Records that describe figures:

==================================================

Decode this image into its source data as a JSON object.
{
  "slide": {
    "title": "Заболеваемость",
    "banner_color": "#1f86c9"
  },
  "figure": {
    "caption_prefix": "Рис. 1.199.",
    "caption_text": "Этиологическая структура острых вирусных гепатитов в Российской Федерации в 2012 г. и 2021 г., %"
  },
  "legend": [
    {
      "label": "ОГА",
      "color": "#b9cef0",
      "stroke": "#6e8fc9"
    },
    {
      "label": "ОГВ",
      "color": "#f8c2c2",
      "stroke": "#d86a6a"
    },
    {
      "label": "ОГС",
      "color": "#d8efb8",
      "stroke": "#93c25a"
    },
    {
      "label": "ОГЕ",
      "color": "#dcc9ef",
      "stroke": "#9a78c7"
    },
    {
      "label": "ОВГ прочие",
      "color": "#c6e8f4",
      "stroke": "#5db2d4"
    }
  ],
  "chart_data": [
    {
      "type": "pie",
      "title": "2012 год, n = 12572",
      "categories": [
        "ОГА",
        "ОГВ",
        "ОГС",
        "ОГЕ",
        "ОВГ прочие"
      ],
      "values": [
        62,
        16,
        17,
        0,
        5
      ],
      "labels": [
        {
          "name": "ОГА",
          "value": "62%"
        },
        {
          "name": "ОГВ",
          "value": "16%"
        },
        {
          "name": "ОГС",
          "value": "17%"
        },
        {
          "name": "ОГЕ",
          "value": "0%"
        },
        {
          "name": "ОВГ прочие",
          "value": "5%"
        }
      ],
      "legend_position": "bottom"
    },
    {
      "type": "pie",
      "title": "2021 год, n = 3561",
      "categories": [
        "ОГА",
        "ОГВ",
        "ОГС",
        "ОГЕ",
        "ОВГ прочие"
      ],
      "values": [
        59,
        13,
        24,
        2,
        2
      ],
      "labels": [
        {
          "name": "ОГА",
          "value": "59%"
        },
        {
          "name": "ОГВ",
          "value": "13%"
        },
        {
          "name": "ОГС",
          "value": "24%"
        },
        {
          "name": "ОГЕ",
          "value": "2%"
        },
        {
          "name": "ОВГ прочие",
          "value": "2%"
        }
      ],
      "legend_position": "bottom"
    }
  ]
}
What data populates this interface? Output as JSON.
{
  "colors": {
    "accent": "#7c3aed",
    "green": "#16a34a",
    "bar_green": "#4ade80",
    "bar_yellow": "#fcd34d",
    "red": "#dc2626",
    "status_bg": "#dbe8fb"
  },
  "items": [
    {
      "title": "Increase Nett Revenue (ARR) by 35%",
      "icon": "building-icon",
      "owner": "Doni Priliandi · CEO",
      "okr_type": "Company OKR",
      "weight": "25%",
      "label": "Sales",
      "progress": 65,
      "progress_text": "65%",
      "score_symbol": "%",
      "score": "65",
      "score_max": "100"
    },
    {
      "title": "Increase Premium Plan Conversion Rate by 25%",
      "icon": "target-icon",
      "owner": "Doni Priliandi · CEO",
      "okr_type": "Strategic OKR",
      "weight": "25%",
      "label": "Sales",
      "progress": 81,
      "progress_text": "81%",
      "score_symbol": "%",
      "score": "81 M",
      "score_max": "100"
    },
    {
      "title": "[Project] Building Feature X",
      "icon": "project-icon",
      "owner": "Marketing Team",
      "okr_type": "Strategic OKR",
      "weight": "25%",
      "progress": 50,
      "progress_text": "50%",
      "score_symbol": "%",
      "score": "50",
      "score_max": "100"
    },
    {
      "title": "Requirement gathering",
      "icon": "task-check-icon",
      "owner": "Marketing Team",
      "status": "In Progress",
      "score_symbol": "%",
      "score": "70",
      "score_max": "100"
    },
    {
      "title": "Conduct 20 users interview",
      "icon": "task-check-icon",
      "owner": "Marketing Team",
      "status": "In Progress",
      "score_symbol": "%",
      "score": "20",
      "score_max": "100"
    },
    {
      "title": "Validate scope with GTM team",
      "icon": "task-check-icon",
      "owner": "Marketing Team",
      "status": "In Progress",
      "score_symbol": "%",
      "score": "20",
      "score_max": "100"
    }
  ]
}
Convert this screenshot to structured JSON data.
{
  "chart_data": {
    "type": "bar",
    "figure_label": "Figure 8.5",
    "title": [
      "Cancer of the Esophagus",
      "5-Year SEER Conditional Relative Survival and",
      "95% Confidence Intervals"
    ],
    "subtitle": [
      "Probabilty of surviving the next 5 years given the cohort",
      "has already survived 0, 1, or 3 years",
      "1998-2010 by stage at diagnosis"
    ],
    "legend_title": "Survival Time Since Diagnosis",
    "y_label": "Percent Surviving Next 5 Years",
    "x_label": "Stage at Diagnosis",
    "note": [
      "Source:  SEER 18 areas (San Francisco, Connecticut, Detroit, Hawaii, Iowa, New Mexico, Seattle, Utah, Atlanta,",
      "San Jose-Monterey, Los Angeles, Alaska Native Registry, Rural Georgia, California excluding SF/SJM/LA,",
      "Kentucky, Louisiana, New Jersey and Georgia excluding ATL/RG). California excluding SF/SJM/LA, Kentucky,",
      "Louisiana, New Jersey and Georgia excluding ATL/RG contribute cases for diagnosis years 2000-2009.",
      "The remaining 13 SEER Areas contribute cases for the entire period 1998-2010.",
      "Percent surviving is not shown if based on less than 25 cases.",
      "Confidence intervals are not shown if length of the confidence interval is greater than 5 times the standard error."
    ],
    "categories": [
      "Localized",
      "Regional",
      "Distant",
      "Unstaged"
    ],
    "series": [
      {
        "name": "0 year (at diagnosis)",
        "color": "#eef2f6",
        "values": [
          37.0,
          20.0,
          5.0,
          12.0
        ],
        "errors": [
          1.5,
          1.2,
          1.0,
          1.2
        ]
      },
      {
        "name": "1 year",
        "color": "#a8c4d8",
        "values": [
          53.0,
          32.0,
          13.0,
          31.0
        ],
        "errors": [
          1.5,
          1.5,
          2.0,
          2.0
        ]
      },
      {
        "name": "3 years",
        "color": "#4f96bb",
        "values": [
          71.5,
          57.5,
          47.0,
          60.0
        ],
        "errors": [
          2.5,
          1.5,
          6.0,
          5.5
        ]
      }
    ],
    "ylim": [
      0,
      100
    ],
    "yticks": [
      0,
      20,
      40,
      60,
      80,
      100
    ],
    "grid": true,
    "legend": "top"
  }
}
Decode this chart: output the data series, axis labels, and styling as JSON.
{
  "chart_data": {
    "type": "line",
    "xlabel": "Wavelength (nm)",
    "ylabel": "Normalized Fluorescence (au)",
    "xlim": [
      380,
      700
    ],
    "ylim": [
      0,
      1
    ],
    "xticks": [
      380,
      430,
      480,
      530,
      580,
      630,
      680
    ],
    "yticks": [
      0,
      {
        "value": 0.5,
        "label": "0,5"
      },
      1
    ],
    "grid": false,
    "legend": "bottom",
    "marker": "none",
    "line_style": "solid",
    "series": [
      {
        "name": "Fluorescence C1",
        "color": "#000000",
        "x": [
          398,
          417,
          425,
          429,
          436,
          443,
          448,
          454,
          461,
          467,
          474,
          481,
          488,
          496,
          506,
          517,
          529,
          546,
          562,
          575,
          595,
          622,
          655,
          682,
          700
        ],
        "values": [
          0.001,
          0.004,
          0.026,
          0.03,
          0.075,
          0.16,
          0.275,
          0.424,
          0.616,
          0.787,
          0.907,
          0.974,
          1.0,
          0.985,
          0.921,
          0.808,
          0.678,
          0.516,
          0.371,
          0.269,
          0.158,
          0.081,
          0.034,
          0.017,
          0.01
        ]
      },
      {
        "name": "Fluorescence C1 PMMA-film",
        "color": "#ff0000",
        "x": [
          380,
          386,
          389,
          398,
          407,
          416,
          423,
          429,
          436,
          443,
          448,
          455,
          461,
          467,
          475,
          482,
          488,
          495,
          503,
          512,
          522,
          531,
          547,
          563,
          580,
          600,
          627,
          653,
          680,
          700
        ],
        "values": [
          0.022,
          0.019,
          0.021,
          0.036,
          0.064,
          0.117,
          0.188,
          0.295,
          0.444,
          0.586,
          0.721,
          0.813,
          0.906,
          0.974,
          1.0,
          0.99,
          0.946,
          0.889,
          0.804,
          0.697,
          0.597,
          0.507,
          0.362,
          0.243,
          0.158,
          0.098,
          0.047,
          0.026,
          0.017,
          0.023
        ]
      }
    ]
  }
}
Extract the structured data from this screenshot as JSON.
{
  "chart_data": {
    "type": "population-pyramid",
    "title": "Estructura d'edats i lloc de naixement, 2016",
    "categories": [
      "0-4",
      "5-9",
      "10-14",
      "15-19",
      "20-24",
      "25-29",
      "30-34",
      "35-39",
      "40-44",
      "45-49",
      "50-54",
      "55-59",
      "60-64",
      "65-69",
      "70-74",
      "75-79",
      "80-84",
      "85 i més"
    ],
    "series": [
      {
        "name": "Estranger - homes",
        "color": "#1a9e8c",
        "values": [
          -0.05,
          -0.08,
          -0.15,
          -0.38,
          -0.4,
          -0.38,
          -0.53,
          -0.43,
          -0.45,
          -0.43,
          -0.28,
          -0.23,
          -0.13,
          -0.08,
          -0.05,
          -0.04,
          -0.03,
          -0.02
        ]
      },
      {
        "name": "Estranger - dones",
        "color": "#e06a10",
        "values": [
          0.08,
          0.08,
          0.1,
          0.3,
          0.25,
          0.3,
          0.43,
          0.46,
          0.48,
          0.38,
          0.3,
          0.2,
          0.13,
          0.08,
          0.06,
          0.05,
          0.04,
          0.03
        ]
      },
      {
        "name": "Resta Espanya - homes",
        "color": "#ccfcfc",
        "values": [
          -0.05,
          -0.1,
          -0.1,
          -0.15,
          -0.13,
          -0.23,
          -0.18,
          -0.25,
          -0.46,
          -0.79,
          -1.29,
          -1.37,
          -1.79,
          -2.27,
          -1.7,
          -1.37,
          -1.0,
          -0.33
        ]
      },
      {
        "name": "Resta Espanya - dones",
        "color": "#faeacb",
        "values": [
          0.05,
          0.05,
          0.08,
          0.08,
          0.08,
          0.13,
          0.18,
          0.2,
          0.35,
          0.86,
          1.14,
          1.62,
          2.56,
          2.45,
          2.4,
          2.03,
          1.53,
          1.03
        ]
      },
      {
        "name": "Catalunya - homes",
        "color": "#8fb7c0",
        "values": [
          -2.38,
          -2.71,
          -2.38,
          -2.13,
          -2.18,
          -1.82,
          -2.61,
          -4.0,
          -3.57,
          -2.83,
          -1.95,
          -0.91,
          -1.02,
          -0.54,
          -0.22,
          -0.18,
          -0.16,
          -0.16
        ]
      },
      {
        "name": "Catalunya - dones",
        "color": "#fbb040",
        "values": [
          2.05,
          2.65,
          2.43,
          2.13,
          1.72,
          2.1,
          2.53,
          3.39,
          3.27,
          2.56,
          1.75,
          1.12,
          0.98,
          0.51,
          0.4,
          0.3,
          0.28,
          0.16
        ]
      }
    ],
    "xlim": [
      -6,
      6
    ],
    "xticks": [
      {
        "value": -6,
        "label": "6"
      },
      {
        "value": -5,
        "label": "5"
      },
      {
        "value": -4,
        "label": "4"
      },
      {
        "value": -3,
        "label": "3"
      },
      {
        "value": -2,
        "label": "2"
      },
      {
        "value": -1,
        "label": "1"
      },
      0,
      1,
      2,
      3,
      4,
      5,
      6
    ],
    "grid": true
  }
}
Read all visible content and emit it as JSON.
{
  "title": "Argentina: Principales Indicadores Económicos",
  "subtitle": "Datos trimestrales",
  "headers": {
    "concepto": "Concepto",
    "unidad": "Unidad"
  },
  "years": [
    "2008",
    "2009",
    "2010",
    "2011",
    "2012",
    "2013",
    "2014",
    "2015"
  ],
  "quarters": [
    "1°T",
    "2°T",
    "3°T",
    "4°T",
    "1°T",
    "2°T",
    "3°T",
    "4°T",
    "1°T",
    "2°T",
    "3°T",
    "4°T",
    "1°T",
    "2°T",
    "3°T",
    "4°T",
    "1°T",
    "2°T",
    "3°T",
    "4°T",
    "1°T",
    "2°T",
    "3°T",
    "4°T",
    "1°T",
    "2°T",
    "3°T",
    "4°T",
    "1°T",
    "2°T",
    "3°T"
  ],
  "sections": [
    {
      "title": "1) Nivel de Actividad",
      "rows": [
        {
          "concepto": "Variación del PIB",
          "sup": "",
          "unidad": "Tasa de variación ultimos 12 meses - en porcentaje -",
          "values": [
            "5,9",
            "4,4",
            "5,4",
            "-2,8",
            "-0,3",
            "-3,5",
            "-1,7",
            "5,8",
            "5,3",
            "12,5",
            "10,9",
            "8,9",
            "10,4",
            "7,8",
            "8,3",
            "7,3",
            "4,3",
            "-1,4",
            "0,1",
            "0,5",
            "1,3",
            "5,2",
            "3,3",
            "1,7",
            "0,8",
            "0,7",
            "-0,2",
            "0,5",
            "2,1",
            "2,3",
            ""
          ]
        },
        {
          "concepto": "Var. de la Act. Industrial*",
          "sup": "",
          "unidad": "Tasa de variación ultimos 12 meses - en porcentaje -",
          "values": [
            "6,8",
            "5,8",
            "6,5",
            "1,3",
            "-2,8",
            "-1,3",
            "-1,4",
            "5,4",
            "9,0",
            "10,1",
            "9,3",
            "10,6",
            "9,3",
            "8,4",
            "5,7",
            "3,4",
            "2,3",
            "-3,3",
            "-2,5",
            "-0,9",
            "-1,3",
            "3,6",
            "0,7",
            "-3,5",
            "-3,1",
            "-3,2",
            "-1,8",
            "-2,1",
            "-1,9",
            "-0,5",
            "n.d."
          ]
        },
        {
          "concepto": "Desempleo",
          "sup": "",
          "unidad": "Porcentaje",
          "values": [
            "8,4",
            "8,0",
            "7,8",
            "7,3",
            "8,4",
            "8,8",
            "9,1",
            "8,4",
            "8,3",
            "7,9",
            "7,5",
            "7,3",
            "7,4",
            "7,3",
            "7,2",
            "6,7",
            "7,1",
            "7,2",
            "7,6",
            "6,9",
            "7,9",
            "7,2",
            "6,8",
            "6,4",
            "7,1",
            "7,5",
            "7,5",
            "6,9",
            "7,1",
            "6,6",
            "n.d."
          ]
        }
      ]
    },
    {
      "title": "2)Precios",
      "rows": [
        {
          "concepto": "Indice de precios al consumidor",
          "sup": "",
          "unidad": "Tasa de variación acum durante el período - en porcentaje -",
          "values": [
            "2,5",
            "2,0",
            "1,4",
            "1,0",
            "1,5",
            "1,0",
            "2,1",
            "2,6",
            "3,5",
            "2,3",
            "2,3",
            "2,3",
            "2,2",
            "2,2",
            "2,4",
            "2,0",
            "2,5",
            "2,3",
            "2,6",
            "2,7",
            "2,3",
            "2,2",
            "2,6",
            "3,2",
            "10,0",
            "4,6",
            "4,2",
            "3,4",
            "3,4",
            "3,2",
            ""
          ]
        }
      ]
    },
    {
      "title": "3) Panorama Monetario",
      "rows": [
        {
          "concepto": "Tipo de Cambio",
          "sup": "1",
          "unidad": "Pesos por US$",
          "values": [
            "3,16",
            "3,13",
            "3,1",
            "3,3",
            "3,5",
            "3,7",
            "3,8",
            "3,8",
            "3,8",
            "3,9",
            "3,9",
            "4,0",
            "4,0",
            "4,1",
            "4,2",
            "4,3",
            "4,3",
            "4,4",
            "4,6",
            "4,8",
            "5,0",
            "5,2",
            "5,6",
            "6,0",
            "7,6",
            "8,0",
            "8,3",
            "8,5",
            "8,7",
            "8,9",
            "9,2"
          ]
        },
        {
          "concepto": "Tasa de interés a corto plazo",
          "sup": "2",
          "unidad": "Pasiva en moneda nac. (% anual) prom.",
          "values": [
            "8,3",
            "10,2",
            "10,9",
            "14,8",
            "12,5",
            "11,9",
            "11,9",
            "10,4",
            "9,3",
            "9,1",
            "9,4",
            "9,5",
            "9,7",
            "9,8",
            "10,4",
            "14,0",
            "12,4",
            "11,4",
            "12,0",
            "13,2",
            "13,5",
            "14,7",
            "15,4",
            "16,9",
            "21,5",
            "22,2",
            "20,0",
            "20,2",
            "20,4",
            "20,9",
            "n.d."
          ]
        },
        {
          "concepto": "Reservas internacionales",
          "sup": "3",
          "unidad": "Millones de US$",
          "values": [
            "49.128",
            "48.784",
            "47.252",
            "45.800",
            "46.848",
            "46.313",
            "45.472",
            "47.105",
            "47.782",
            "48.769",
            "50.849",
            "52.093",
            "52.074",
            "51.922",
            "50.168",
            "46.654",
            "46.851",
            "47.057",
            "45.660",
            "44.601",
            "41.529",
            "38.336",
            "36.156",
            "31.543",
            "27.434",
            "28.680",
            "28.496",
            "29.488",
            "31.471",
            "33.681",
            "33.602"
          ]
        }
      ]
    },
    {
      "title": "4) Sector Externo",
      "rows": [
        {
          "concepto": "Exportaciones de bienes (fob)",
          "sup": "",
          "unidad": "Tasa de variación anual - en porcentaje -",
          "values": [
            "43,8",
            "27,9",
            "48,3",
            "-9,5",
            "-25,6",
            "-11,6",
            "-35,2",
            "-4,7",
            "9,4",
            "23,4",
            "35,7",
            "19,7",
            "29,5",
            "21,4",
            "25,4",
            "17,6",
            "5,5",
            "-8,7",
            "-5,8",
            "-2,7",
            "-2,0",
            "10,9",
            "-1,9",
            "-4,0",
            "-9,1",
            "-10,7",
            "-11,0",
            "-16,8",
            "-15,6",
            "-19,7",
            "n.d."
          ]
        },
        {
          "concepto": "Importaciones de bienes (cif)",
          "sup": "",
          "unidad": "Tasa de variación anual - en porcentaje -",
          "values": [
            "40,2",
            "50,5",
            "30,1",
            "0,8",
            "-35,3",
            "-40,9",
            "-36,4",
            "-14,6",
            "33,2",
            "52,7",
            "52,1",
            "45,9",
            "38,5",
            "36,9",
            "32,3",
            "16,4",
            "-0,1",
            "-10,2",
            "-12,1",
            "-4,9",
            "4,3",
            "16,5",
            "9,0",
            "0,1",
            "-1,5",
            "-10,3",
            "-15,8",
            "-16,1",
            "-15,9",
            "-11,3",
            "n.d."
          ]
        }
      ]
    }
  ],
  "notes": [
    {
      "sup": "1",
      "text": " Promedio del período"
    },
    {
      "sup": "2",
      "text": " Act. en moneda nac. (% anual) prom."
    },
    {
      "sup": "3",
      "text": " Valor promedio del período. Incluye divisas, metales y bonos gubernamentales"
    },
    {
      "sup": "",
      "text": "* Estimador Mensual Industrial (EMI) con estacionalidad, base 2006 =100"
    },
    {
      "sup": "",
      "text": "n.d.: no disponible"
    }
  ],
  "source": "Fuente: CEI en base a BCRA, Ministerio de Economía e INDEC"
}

==================================================

GIVEN PROBLEM:
Return every line above in which the string "structured" occurs.

SOLUTION FOR THIS TASK:
Convert this screenshot to structured JSON data.
Extract the structured data from this screenshot as JSON.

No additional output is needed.